GOAL OF THE EXERCISE
Leave out the pictures and copy each record below exactly.

EXCERPTED DATA
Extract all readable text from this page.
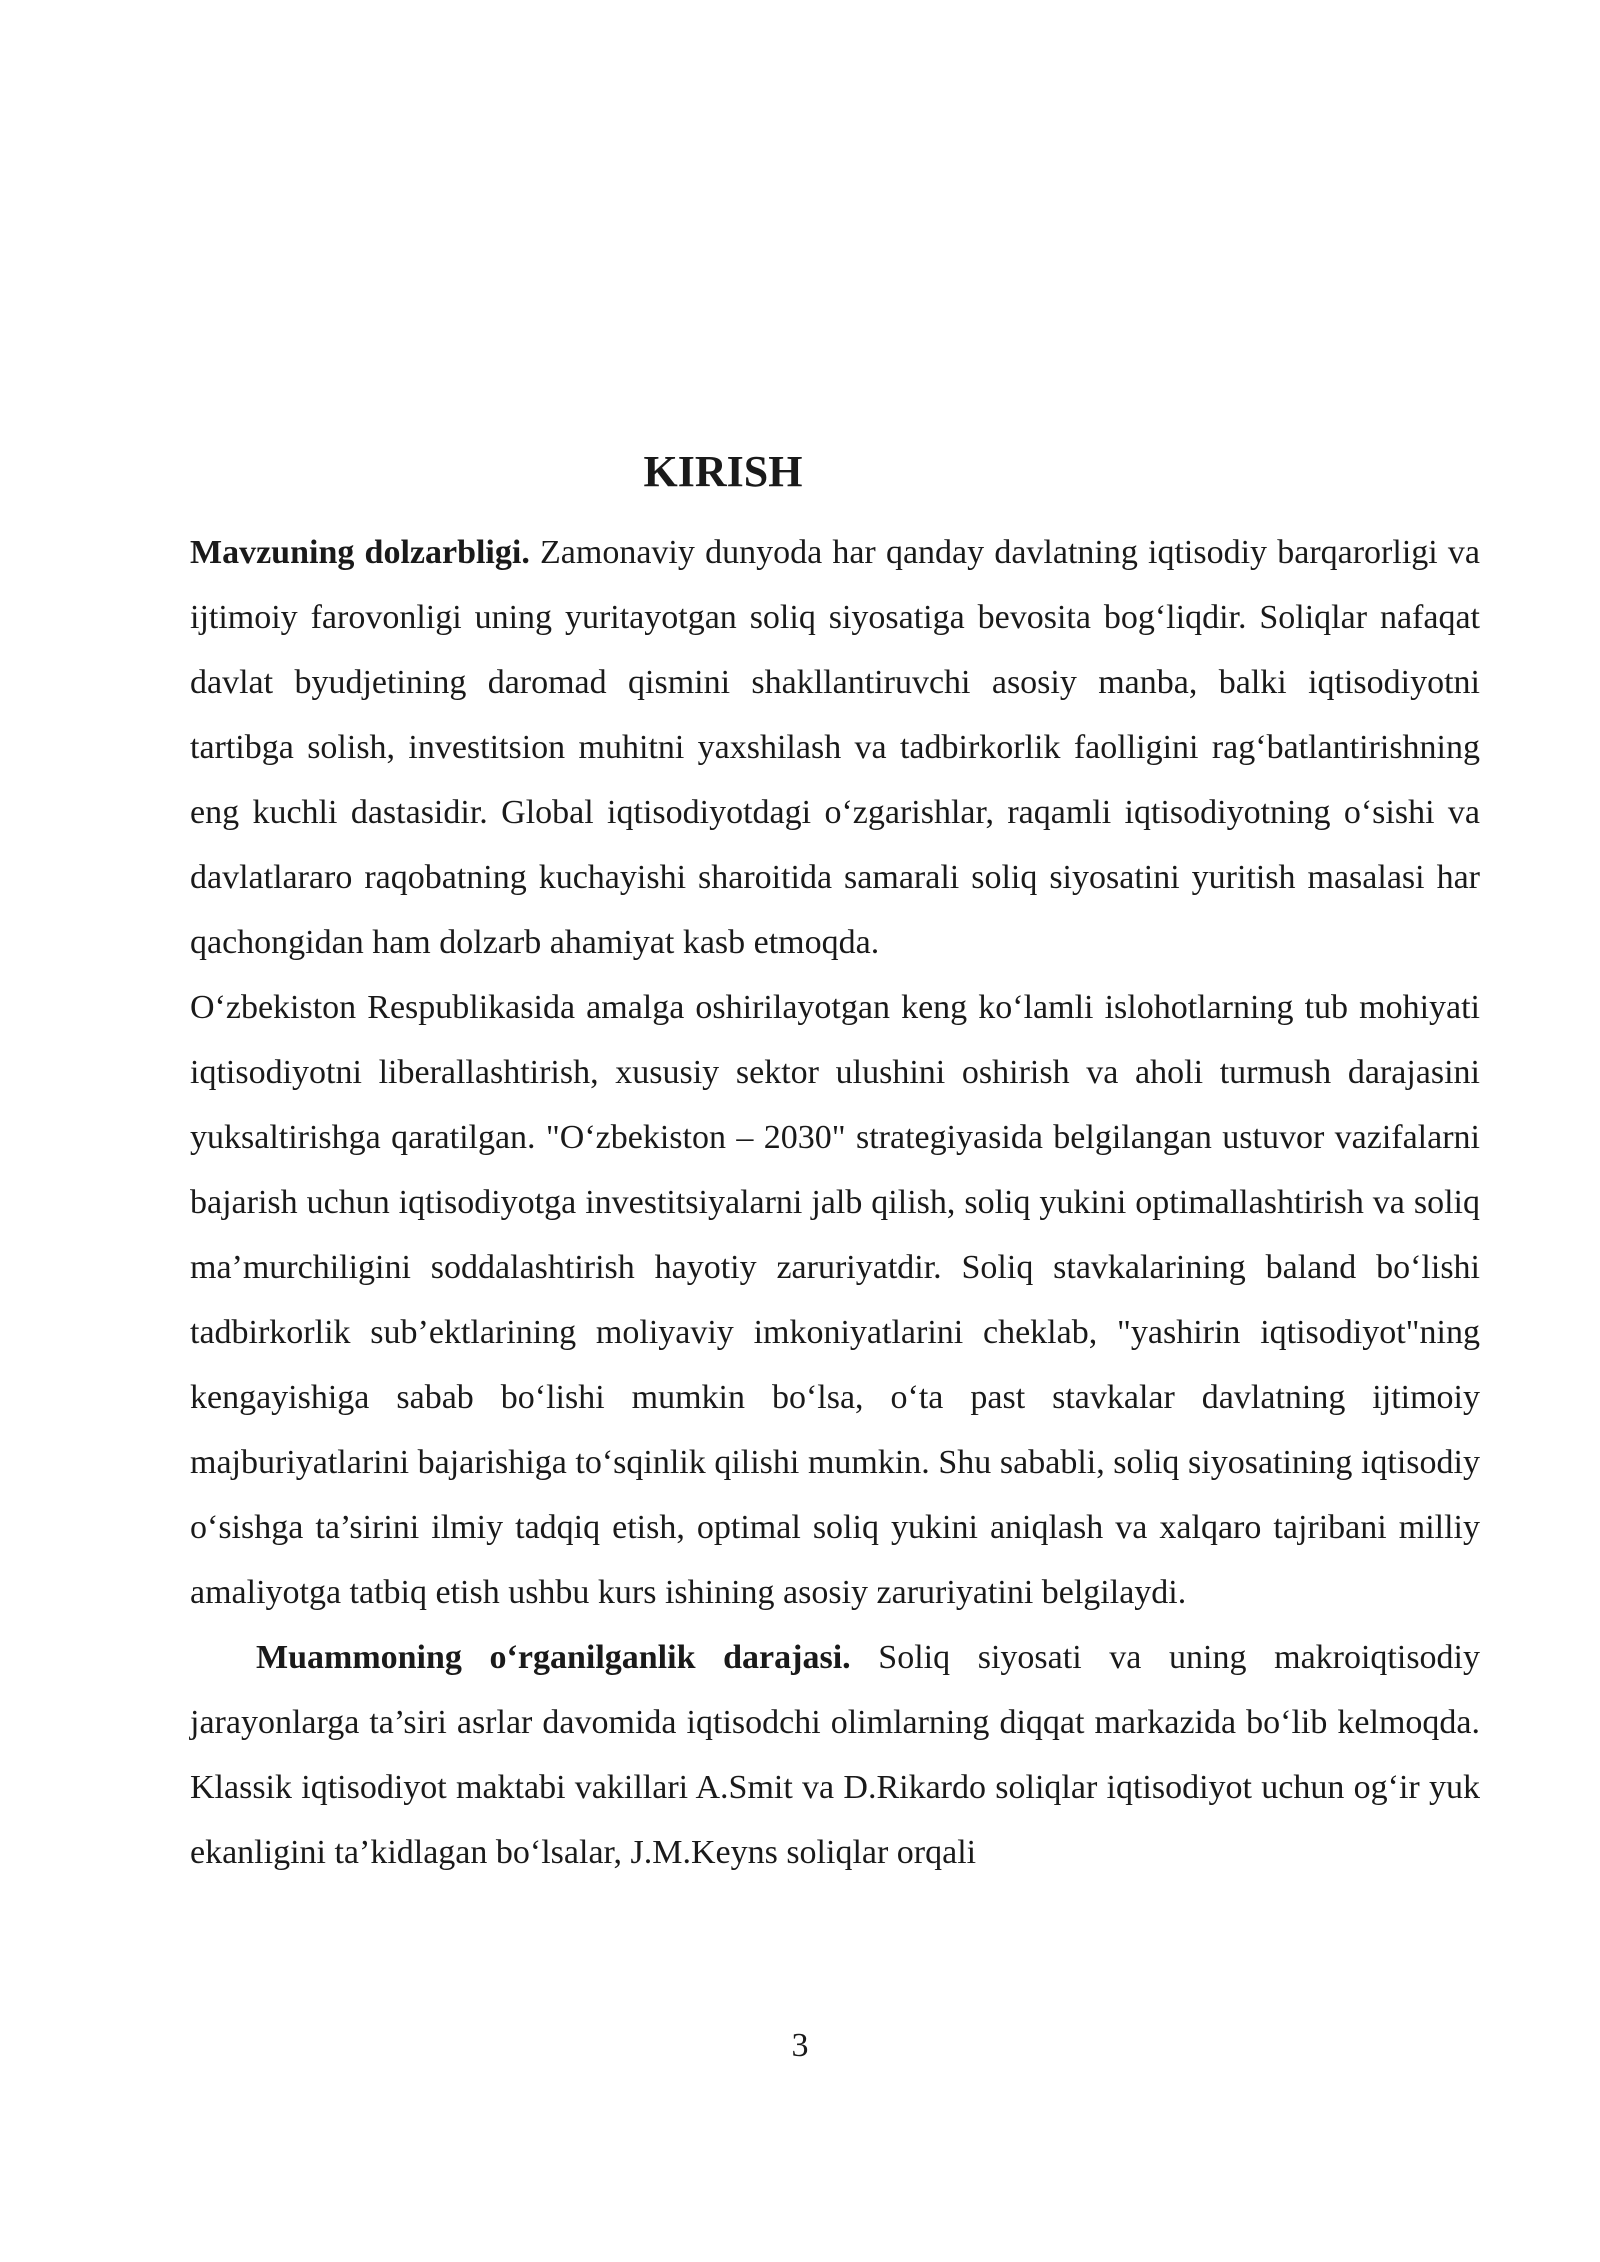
KIRISH

Mavzuning dolzarbligi. Zamonaviy dunyoda har qanday davlatning iqtisodiy barqarorligi va ijtimoiy farovonligi uning yuritayotgan soliq siyosatiga bevosita bog‘liqdir. Soliqlar nafaqat davlat byudjetining daromad qismini shakllantiruvchi asosiy manba, balki iqtisodiyotni tartibga solish, investitsion muhitni yaxshilash va tadbirkorlik faolligini rag‘batlantirishning eng kuchli dastasidir. Global iqtisodiyotdagi o‘zgarishlar, raqamli iqtisodiyotning o‘sishi va davlatlararo raqobatning kuchayishi sharoitida samarali soliq siyosatini yuritish masalasi har qachongidan ham dolzarb ahamiyat kasb etmoqda.

O‘zbekiston Respublikasida amalga oshirilayotgan keng ko‘lamli islohotlarning tub mohiyati iqtisodiyotni liberallashtirish, xususiy sektor ulushini oshirish va aholi turmush darajasini yuksaltirishga qaratilgan. "O‘zbekiston – 2030" strategiyasida belgilangan ustuvor vazifalarni bajarish uchun iqtisodiyotga investitsiyalarni jalb qilish, soliq yukini optimallashtirish va soliq ma’murchiligini soddalashtirish hayotiy zaruriyatdir. Soliq stavkalarining baland bo‘lishi tadbirkorlik sub’ektlarining moliyaviy imkoniyatlarini cheklab, "yashirin iqtisodiyot"ning kengayishiga sabab bo‘lishi mumkin bo‘lsa, o‘ta past stavkalar davlatning ijtimoiy majburiyatlarini bajarishiga to‘sqinlik qilishi mumkin. Shu sababli, soliq siyosatining iqtisodiy o‘sishga ta’sirini ilmiy tadqiq etish, optimal soliq yukini aniqlash va xalqaro tajribani milliy amaliyotga tatbiq etish ushbu kurs ishining asosiy zaruriyatini belgilaydi.

Muammoning o‘rganilganlik darajasi. Soliq siyosati va uning makroiqtisodiy jarayonlarga ta’siri asrlar davomida iqtisodchi olimlarning diqqat markazida bo‘lib kelmoqda. Klassik iqtisodiyot maktabi vakillari A.Smit va D.Rikardo soliqlar iqtisodiyot uchun og‘ir yuk ekanligini ta’kidlagan bo‘lsalar, J.M.Keyns soliqlar orqali

3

THE COMPLETED TASK
Extract all readable text from this page.
KIRISH

Mavzuning dolzarbligi. Zamonaviy dunyoda har qanday davlatning iqtisodiy barqarorligi va ijtimoiy farovonligi uning yuritayotgan soliq siyosatiga bevosita bog‘liqdir. Soliqlar nafaqat davlat byudjetining daromad qismini shakllantiruvchi asosiy manba, balki iqtisodiyotni tartibga solish, investitsion muhitni yaxshilash va tadbirkorlik faolligini rag‘batlantirishning eng kuchli dastasidir. Global iqtisodiyotdagi o‘zgarishlar, raqamli iqtisodiyotning o‘sishi va davlatlararo raqobatning kuchayishi sharoitida samarali soliq siyosatini yuritish masalasi har qachongidan ham dolzarb ahamiyat kasb etmoqda.

O‘zbekiston Respublikasida amalga oshirilayotgan keng ko‘lamli islohotlarning tub mohiyati iqtisodiyotni liberallashtirish, xususiy sektor ulushini oshirish va aholi turmush darajasini yuksaltirishga qaratilgan. "O‘zbekiston – 2030" strategiyasida belgilangan ustuvor vazifalarni bajarish uchun iqtisodiyotga investitsiyalarni jalb qilish, soliq yukini optimallashtirish va soliq ma’murchiligini soddalashtirish hayotiy zaruriyatdir. Soliq stavkalarining baland bo‘lishi tadbirkorlik sub’ektlarining moliyaviy imkoniyatlarini cheklab, "yashirin iqtisodiyot"ning kengayishiga sabab bo‘lishi mumkin bo‘lsa, o‘ta past stavkalar davlatning ijtimoiy majburiyatlarini bajarishiga to‘sqinlik qilishi mumkin. Shu sababli, soliq siyosatining iqtisodiy o‘sishga ta’sirini ilmiy tadqiq etish, optimal soliq yukini aniqlash va xalqaro tajribani milliy amaliyotga tatbiq etish ushbu kurs ishining asosiy zaruriyatini belgilaydi.

Muammoning o‘rganilganlik darajasi. Soliq siyosati va uning makroiqtisodiy jarayonlarga ta’siri asrlar davomida iqtisodchi olimlarning diqqat markazida bo‘lib kelmoqda. Klassik iqtisodiyot maktabi vakillari A.Smit va D.Rikardo soliqlar iqtisodiyot uchun og‘ir yuk ekanligini ta’kidlagan bo‘lsalar, J.M.Keyns soliqlar orqali

3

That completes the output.